[TASK INSTRUCTIONS] Search the listing below for the string "Blank" and show each line that contains it.

[EXERCISE MATERIALS]
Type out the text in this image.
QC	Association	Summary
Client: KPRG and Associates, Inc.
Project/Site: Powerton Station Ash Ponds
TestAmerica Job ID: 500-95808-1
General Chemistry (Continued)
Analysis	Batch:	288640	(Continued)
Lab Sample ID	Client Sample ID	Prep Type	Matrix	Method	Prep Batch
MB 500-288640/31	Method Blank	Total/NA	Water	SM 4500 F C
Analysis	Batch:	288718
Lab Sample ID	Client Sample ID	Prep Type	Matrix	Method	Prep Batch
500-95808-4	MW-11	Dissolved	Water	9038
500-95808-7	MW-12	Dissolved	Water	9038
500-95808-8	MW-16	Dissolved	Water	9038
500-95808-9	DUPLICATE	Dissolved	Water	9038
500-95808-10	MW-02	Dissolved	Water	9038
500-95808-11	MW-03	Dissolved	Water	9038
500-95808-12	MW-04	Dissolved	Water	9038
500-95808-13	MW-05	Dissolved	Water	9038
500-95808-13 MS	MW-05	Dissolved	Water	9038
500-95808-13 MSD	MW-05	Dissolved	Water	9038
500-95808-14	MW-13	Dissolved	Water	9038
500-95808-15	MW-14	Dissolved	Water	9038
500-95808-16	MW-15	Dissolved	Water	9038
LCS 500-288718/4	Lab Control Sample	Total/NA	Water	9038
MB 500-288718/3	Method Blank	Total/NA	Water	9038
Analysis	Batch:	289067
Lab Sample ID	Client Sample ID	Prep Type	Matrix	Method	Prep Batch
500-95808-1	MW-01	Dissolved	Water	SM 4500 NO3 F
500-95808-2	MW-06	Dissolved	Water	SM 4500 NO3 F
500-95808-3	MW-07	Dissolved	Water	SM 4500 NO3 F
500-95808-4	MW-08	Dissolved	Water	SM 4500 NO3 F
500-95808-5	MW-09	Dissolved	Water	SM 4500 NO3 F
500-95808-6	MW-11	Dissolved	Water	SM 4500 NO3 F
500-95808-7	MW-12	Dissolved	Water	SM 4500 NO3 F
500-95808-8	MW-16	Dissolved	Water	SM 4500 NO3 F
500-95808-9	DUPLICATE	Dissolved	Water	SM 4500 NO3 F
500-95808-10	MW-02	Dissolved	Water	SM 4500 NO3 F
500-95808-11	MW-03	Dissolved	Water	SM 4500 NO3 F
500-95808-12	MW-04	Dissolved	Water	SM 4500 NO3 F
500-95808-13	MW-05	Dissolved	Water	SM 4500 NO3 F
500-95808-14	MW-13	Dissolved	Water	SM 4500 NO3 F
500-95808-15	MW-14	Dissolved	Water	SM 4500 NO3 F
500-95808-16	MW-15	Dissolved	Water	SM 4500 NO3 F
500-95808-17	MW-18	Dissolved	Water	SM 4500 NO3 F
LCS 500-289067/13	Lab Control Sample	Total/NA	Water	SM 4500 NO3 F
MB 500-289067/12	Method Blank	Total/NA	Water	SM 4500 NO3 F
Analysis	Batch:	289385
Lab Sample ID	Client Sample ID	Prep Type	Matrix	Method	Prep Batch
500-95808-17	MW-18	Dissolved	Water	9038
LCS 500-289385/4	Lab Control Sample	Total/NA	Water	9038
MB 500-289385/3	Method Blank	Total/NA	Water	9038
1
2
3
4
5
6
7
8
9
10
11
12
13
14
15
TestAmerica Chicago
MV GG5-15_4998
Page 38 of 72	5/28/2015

[RESULT OF THIS TASK]
MB 500-288640/31	Method Blank	Total/NA	Water	SM 4500 F C
MB 500-288718/3	Method Blank	Total/NA	Water	9038
MB 500-289067/12	Method Blank	Total/NA	Water	SM 4500 NO3 F
MB 500-289385/3	Method Blank	Total/NA	Water	9038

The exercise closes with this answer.